■ **Task objective**: Transcribe the listing verbatim. Do not carry over any pictures.
--- Start of Extracted material ---
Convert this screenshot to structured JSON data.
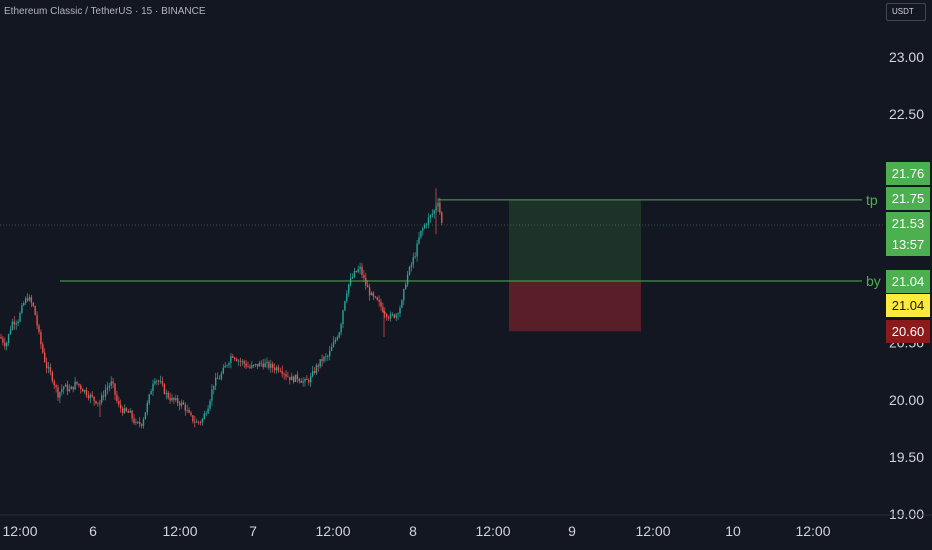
{
  "header": {
    "title": "Ethereum Classic / TetherUS · 15 · BINANCE",
    "currency": "USDT"
  },
  "colors": {
    "background": "#131722",
    "up": "#26a69a",
    "down": "#ef5350",
    "line": "#4caf50",
    "tag_green": "#4caf50",
    "tag_yellow": "#ffeb3b",
    "tag_red": "#8b1a1a"
  },
  "chart_data": {
    "type": "candlestick",
    "symbol": "ETCUSDT",
    "interval": "15",
    "exchange": "BINANCE",
    "ylim": [
      19.0,
      23.3
    ],
    "y_ticks": [
      19.0,
      19.5,
      20.0,
      20.5,
      22.5,
      23.0
    ],
    "y_tick_labels": [
      "19.00",
      "19.50",
      "20.00",
      "20.50",
      "22.50",
      "23.00"
    ],
    "x_ticks": [
      "12:00",
      "6",
      "12:00",
      "7",
      "12:00",
      "8",
      "12:00",
      "9",
      "12:00",
      "10",
      "12:00"
    ],
    "close_path": [
      [
        0,
        20.55
      ],
      [
        6,
        20.48
      ],
      [
        12,
        20.68
      ],
      [
        18,
        20.7
      ],
      [
        24,
        20.85
      ],
      [
        28,
        20.9
      ],
      [
        34,
        20.8
      ],
      [
        40,
        20.52
      ],
      [
        46,
        20.3
      ],
      [
        52,
        20.2
      ],
      [
        58,
        20.05
      ],
      [
        64,
        20.12
      ],
      [
        70,
        20.08
      ],
      [
        76,
        20.15
      ],
      [
        82,
        20.1
      ],
      [
        88,
        20.05
      ],
      [
        94,
        20.0
      ],
      [
        100,
        19.98
      ],
      [
        106,
        20.1
      ],
      [
        112,
        20.15
      ],
      [
        118,
        19.95
      ],
      [
        124,
        19.9
      ],
      [
        130,
        19.88
      ],
      [
        136,
        19.78
      ],
      [
        142,
        19.8
      ],
      [
        148,
        19.98
      ],
      [
        154,
        20.2
      ],
      [
        160,
        20.15
      ],
      [
        166,
        20.05
      ],
      [
        172,
        20.0
      ],
      [
        178,
        19.98
      ],
      [
        184,
        19.95
      ],
      [
        190,
        19.85
      ],
      [
        196,
        19.8
      ],
      [
        202,
        19.82
      ],
      [
        208,
        19.95
      ],
      [
        214,
        20.15
      ],
      [
        220,
        20.2
      ],
      [
        226,
        20.3
      ],
      [
        232,
        20.4
      ],
      [
        238,
        20.35
      ],
      [
        244,
        20.32
      ],
      [
        250,
        20.28
      ],
      [
        256,
        20.3
      ],
      [
        262,
        20.32
      ],
      [
        268,
        20.3
      ],
      [
        274,
        20.28
      ],
      [
        280,
        20.28
      ],
      [
        286,
        20.22
      ],
      [
        292,
        20.18
      ],
      [
        298,
        20.2
      ],
      [
        304,
        20.15
      ],
      [
        310,
        20.18
      ],
      [
        316,
        20.28
      ],
      [
        322,
        20.35
      ],
      [
        328,
        20.38
      ],
      [
        334,
        20.5
      ],
      [
        340,
        20.62
      ],
      [
        344,
        20.85
      ],
      [
        348,
        21.0
      ],
      [
        354,
        21.1
      ],
      [
        360,
        21.15
      ],
      [
        366,
        21.0
      ],
      [
        372,
        20.9
      ],
      [
        378,
        20.85
      ],
      [
        384,
        20.78
      ],
      [
        390,
        20.72
      ],
      [
        396,
        20.75
      ],
      [
        402,
        20.85
      ],
      [
        406,
        21.05
      ],
      [
        410,
        21.15
      ],
      [
        416,
        21.3
      ],
      [
        420,
        21.45
      ],
      [
        426,
        21.55
      ],
      [
        430,
        21.6
      ],
      [
        434,
        21.65
      ],
      [
        438,
        21.75
      ],
      [
        442,
        21.53
      ]
    ],
    "price_lines": [
      {
        "label": "tp",
        "value": 21.75
      },
      {
        "label": "by",
        "value": 21.04
      }
    ],
    "position": {
      "entry": 21.04,
      "target": 21.75,
      "stop": 20.6
    },
    "price_labels": [
      {
        "value": 21.76,
        "text": "21.76",
        "color": "green"
      },
      {
        "value": 21.75,
        "text": "21.75",
        "color": "green"
      },
      {
        "value": 21.53,
        "text": "21.53",
        "color": "green"
      },
      {
        "value": 21.53,
        "text": "13:57",
        "color": "green"
      },
      {
        "value": 21.04,
        "text": "21.04",
        "color": "green"
      },
      {
        "value": 21.04,
        "text": "21.04",
        "color": "yellow"
      },
      {
        "value": 20.6,
        "text": "20.60",
        "color": "red"
      }
    ]
  }
}
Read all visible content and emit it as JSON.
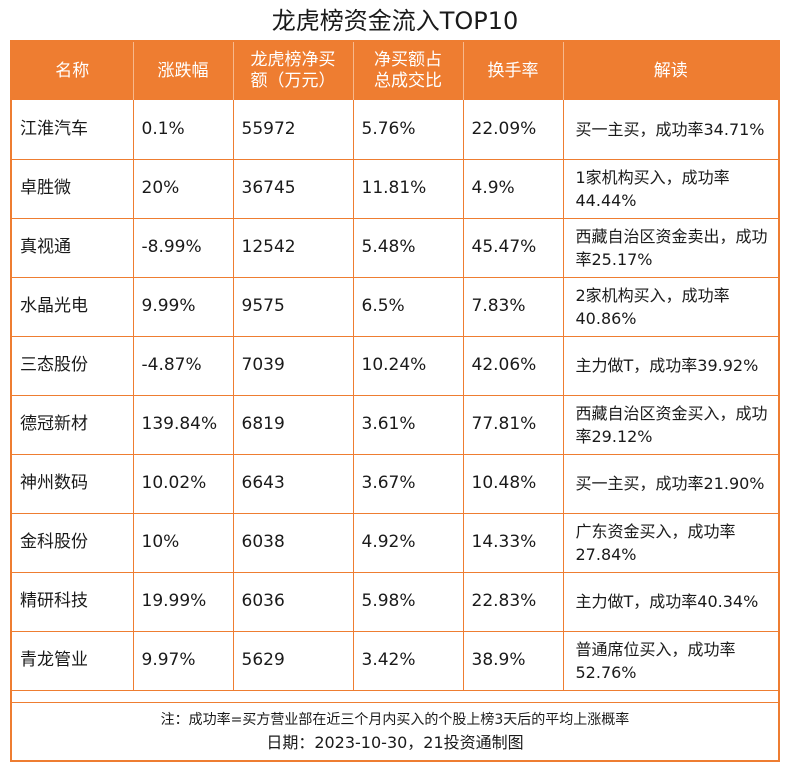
{
  "title": "龙虎榜资金流入TOP10",
  "headers": [
    "名称",
    "涨跌幅",
    "龙虎榜净买额（万元）",
    "净买额占总成交比",
    "换手率",
    "解读"
  ],
  "header_lines": [
    [
      "名称"
    ],
    [
      "涨跌幅"
    ],
    [
      "龙虎榜净买",
      "额（万元）"
    ],
    [
      "净买额占",
      "总成交比"
    ],
    [
      "换手率"
    ],
    [
      "解读"
    ]
  ],
  "rows": [
    {
      "name": "江淮汽车",
      "change": "0.1%",
      "net_buy": "55972",
      "ratio": "5.76%",
      "turnover": "22.09%",
      "note": "买一主买，成功率34.71%"
    },
    {
      "name": "卓胜微",
      "change": "20%",
      "net_buy": "36745",
      "ratio": "11.81%",
      "turnover": "4.9%",
      "note": "1家机构买入，成功率44.44%"
    },
    {
      "name": "真视通",
      "change": "-8.99%",
      "net_buy": "12542",
      "ratio": "5.48%",
      "turnover": "45.47%",
      "note": "西藏自治区资金卖出，成功率25.17%"
    },
    {
      "name": "水晶光电",
      "change": "9.99%",
      "net_buy": "9575",
      "ratio": "6.5%",
      "turnover": "7.83%",
      "note": "2家机构买入，成功率40.86%"
    },
    {
      "name": "三态股份",
      "change": "-4.87%",
      "net_buy": "7039",
      "ratio": "10.24%",
      "turnover": "42.06%",
      "note": "主力做T，成功率39.92%"
    },
    {
      "name": "德冠新材",
      "change": "139.84%",
      "net_buy": "6819",
      "ratio": "3.61%",
      "turnover": "77.81%",
      "note": "西藏自治区资金买入，成功率29.12%"
    },
    {
      "name": "神州数码",
      "change": "10.02%",
      "net_buy": "6643",
      "ratio": "3.67%",
      "turnover": "10.48%",
      "note": "买一主买，成功率21.90%"
    },
    {
      "name": "金科股份",
      "change": "10%",
      "net_buy": "6038",
      "ratio": "4.92%",
      "turnover": "14.33%",
      "note": "广东资金买入，成功率27.84%"
    },
    {
      "name": "精研科技",
      "change": "19.99%",
      "net_buy": "6036",
      "ratio": "5.98%",
      "turnover": "22.83%",
      "note": "主力做T，成功率40.34%"
    },
    {
      "name": "青龙管业",
      "change": "9.97%",
      "net_buy": "5629",
      "ratio": "3.42%",
      "turnover": "38.9%",
      "note": "普通席位买入，成功率52.76%"
    }
  ],
  "footnote": "注：成功率=买方营业部在近三个月内买入的个股上榜3天后的平均上涨概率",
  "date_line": "日期：2023-10-30，21投资通制图",
  "colors": {
    "accent": "#ee7d31",
    "header_text": "#ffffff"
  }
}
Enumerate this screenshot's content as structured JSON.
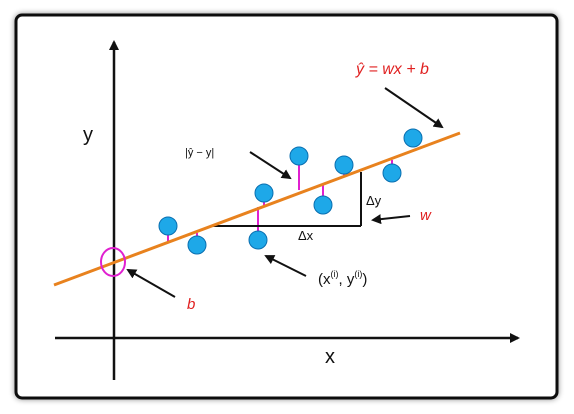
--- End of Extracted material ---
■ **Answer to this task**:
Convert this screenshot to structured JSON data.
{
  "header": {
    "title": "Ethereum Classic / TetherUS · 15 · BINANCE",
    "currency": "USDT"
  },
  "colors": {
    "background": "#131722",
    "up": "#26a69a",
    "down": "#ef5350",
    "line": "#4caf50",
    "tag_green": "#4caf50",
    "tag_yellow": "#ffeb3b",
    "tag_red": "#8b1a1a"
  },
  "chart_data": {
    "type": "candlestick",
    "symbol": "ETCUSDT",
    "interval": "15",
    "exchange": "BINANCE",
    "ylim": [
      19.0,
      23.3
    ],
    "y_ticks": [
      19.0,
      19.5,
      20.0,
      20.5,
      22.5,
      23.0
    ],
    "y_tick_labels": [
      "19.00",
      "19.50",
      "20.00",
      "20.50",
      "22.50",
      "23.00"
    ],
    "x_ticks": [
      "12:00",
      "6",
      "12:00",
      "7",
      "12:00",
      "8",
      "12:00",
      "9",
      "12:00",
      "10",
      "12:00"
    ],
    "close_path": [
      [
        0,
        20.55
      ],
      [
        6,
        20.48
      ],
      [
        12,
        20.68
      ],
      [
        18,
        20.7
      ],
      [
        24,
        20.85
      ],
      [
        28,
        20.9
      ],
      [
        34,
        20.8
      ],
      [
        40,
        20.52
      ],
      [
        46,
        20.3
      ],
      [
        52,
        20.2
      ],
      [
        58,
        20.05
      ],
      [
        64,
        20.12
      ],
      [
        70,
        20.08
      ],
      [
        76,
        20.15
      ],
      [
        82,
        20.1
      ],
      [
        88,
        20.05
      ],
      [
        94,
        20.0
      ],
      [
        100,
        19.98
      ],
      [
        106,
        20.1
      ],
      [
        112,
        20.15
      ],
      [
        118,
        19.95
      ],
      [
        124,
        19.9
      ],
      [
        130,
        19.88
      ],
      [
        136,
        19.78
      ],
      [
        142,
        19.8
      ],
      [
        148,
        19.98
      ],
      [
        154,
        20.2
      ],
      [
        160,
        20.15
      ],
      [
        166,
        20.05
      ],
      [
        172,
        20.0
      ],
      [
        178,
        19.98
      ],
      [
        184,
        19.95
      ],
      [
        190,
        19.85
      ],
      [
        196,
        19.8
      ],
      [
        202,
        19.82
      ],
      [
        208,
        19.95
      ],
      [
        214,
        20.15
      ],
      [
        220,
        20.2
      ],
      [
        226,
        20.3
      ],
      [
        232,
        20.4
      ],
      [
        238,
        20.35
      ],
      [
        244,
        20.32
      ],
      [
        250,
        20.28
      ],
      [
        256,
        20.3
      ],
      [
        262,
        20.32
      ],
      [
        268,
        20.3
      ],
      [
        274,
        20.28
      ],
      [
        280,
        20.28
      ],
      [
        286,
        20.22
      ],
      [
        292,
        20.18
      ],
      [
        298,
        20.2
      ],
      [
        304,
        20.15
      ],
      [
        310,
        20.18
      ],
      [
        316,
        20.28
      ],
      [
        322,
        20.35
      ],
      [
        328,
        20.38
      ],
      [
        334,
        20.5
      ],
      [
        340,
        20.62
      ],
      [
        344,
        20.85
      ],
      [
        348,
        21.0
      ],
      [
        354,
        21.1
      ],
      [
        360,
        21.15
      ],
      [
        366,
        21.0
      ],
      [
        372,
        20.9
      ],
      [
        378,
        20.85
      ],
      [
        384,
        20.78
      ],
      [
        390,
        20.72
      ],
      [
        396,
        20.75
      ],
      [
        402,
        20.85
      ],
      [
        406,
        21.05
      ],
      [
        410,
        21.15
      ],
      [
        416,
        21.3
      ],
      [
        420,
        21.45
      ],
      [
        426,
        21.55
      ],
      [
        430,
        21.6
      ],
      [
        434,
        21.65
      ],
      [
        438,
        21.75
      ],
      [
        442,
        21.53
      ]
    ],
    "price_lines": [
      {
        "label": "tp",
        "value": 21.75
      },
      {
        "label": "by",
        "value": 21.04
      }
    ],
    "position": {
      "entry": 21.04,
      "target": 21.75,
      "stop": 20.6
    },
    "price_labels": [
      {
        "value": 21.76,
        "text": "21.76",
        "color": "green"
      },
      {
        "value": 21.75,
        "text": "21.75",
        "color": "green"
      },
      {
        "value": 21.53,
        "text": "21.53",
        "color": "green"
      },
      {
        "value": 21.53,
        "text": "13:57",
        "color": "green"
      },
      {
        "value": 21.04,
        "text": "21.04",
        "color": "green"
      },
      {
        "value": 21.04,
        "text": "21.04",
        "color": "yellow"
      },
      {
        "value": 20.6,
        "text": "20.60",
        "color": "red"
      }
    ]
  }
}
Read all visible content and emit it as JSON.
{
  "title": "龙虎榜资金流入TOP10",
  "headers": [
    "名称",
    "涨跌幅",
    "龙虎榜净买额（万元）",
    "净买额占总成交比",
    "换手率",
    "解读"
  ],
  "header_lines": [
    [
      "名称"
    ],
    [
      "涨跌幅"
    ],
    [
      "龙虎榜净买",
      "额（万元）"
    ],
    [
      "净买额占",
      "总成交比"
    ],
    [
      "换手率"
    ],
    [
      "解读"
    ]
  ],
  "rows": [
    {
      "name": "江淮汽车",
      "change": "0.1%",
      "net_buy": "55972",
      "ratio": "5.76%",
      "turnover": "22.09%",
      "note": "买一主买，成功率34.71%"
    },
    {
      "name": "卓胜微",
      "change": "20%",
      "net_buy": "36745",
      "ratio": "11.81%",
      "turnover": "4.9%",
      "note": "1家机构买入，成功率44.44%"
    },
    {
      "name": "真视通",
      "change": "-8.99%",
      "net_buy": "12542",
      "ratio": "5.48%",
      "turnover": "45.47%",
      "note": "西藏自治区资金卖出，成功率25.17%"
    },
    {
      "name": "水晶光电",
      "change": "9.99%",
      "net_buy": "9575",
      "ratio": "6.5%",
      "turnover": "7.83%",
      "note": "2家机构买入，成功率40.86%"
    },
    {
      "name": "三态股份",
      "change": "-4.87%",
      "net_buy": "7039",
      "ratio": "10.24%",
      "turnover": "42.06%",
      "note": "主力做T，成功率39.92%"
    },
    {
      "name": "德冠新材",
      "change": "139.84%",
      "net_buy": "6819",
      "ratio": "3.61%",
      "turnover": "77.81%",
      "note": "西藏自治区资金买入，成功率29.12%"
    },
    {
      "name": "神州数码",
      "change": "10.02%",
      "net_buy": "6643",
      "ratio": "3.67%",
      "turnover": "10.48%",
      "note": "买一主买，成功率21.90%"
    },
    {
      "name": "金科股份",
      "change": "10%",
      "net_buy": "6038",
      "ratio": "4.92%",
      "turnover": "14.33%",
      "note": "广东资金买入，成功率27.84%"
    },
    {
      "name": "精研科技",
      "change": "19.99%",
      "net_buy": "6036",
      "ratio": "5.98%",
      "turnover": "22.83%",
      "note": "主力做T，成功率40.34%"
    },
    {
      "name": "青龙管业",
      "change": "9.97%",
      "net_buy": "5629",
      "ratio": "3.42%",
      "turnover": "38.9%",
      "note": "普通席位买入，成功率52.76%"
    }
  ],
  "footnote": "注：成功率=买方营业部在近三个月内买入的个股上榜3天后的平均上涨概率",
  "date_line": "日期：2023-10-30，21投资通制图",
  "colors": {
    "accent": "#ee7d31",
    "header_text": "#ffffff"
  }
}
Enumerate this screenshot's content as structured JSON.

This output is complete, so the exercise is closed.